- **Records from a collection of figures**

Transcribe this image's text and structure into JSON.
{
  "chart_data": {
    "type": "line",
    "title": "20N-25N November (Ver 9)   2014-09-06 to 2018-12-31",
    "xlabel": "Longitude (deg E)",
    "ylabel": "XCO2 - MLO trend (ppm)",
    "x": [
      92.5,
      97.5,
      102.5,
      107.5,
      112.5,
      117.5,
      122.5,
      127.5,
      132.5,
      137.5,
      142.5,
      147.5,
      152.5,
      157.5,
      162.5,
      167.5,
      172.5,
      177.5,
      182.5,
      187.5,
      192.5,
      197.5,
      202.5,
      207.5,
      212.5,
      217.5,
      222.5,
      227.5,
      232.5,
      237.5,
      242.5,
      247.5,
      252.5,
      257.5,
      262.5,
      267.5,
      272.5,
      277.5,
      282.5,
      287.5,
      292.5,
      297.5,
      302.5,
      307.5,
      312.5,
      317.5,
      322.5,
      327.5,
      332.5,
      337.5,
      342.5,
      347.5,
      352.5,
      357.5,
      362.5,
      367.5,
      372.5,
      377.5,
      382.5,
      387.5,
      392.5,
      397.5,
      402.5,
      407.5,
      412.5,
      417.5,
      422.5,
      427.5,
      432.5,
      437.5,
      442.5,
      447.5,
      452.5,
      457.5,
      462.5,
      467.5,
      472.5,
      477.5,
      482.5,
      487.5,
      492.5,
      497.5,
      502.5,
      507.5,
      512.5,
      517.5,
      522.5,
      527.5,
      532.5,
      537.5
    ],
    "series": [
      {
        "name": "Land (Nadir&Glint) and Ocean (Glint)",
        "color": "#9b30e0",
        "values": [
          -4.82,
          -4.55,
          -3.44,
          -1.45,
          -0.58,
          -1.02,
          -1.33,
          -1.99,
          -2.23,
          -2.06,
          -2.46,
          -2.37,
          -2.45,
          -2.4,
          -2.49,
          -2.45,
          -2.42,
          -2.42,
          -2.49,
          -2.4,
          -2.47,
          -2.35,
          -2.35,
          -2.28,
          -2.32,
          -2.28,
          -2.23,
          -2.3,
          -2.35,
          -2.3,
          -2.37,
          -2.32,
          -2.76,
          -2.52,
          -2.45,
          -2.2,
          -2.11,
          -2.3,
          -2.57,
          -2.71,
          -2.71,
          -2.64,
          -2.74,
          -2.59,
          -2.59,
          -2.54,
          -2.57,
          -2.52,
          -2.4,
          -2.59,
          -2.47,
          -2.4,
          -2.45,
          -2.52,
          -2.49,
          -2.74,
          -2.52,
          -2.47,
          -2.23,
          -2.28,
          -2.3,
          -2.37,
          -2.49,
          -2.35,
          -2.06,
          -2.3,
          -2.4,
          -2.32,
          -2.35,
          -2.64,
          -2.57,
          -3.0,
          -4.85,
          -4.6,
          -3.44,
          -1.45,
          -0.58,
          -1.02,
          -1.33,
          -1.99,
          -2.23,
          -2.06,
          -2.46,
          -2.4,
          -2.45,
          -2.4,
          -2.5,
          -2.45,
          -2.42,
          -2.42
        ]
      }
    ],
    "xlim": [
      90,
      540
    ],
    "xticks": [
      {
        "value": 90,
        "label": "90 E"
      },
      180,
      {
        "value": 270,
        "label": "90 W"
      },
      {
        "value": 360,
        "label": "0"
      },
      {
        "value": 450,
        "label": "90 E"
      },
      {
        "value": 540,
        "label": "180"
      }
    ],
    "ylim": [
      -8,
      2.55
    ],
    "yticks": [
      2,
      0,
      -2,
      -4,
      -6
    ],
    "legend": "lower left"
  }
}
==
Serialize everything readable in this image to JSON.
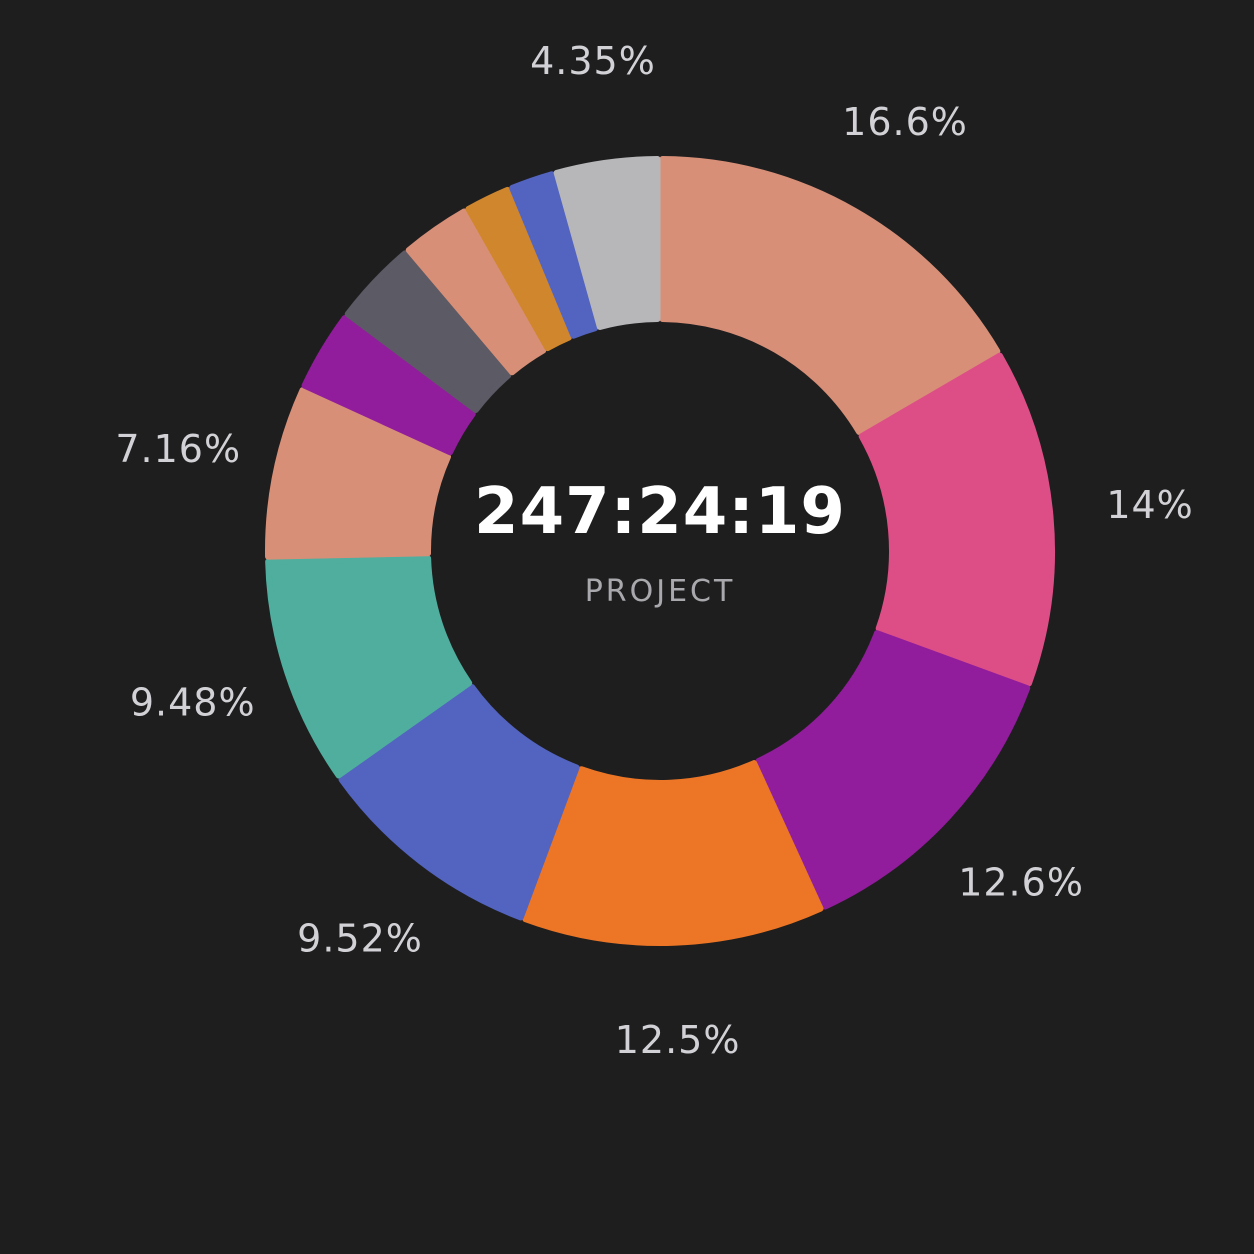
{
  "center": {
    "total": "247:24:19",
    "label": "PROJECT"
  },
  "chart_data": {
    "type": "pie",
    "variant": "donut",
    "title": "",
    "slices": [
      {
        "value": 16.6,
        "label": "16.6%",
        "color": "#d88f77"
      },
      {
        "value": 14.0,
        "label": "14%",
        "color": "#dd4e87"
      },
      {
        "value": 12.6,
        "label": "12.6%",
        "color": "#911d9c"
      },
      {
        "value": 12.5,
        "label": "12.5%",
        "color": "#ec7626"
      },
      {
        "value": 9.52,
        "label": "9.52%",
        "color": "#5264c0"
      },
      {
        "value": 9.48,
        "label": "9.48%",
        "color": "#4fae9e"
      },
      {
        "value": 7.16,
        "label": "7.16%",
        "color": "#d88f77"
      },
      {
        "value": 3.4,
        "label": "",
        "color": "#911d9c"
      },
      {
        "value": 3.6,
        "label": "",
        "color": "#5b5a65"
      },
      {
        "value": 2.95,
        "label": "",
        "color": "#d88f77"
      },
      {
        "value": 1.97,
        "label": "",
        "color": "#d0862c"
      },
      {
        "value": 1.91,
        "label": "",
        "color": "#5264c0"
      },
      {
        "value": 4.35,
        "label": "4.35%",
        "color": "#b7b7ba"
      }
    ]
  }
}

- **DIRECTION**
Point out every line holding the string "title" and copy it.

- **OUTPUT OF THE EXERCISE**
    "title": "20N-25N November (Ver 9)   2014-09-06 to 2018-12-31",
    "title": "",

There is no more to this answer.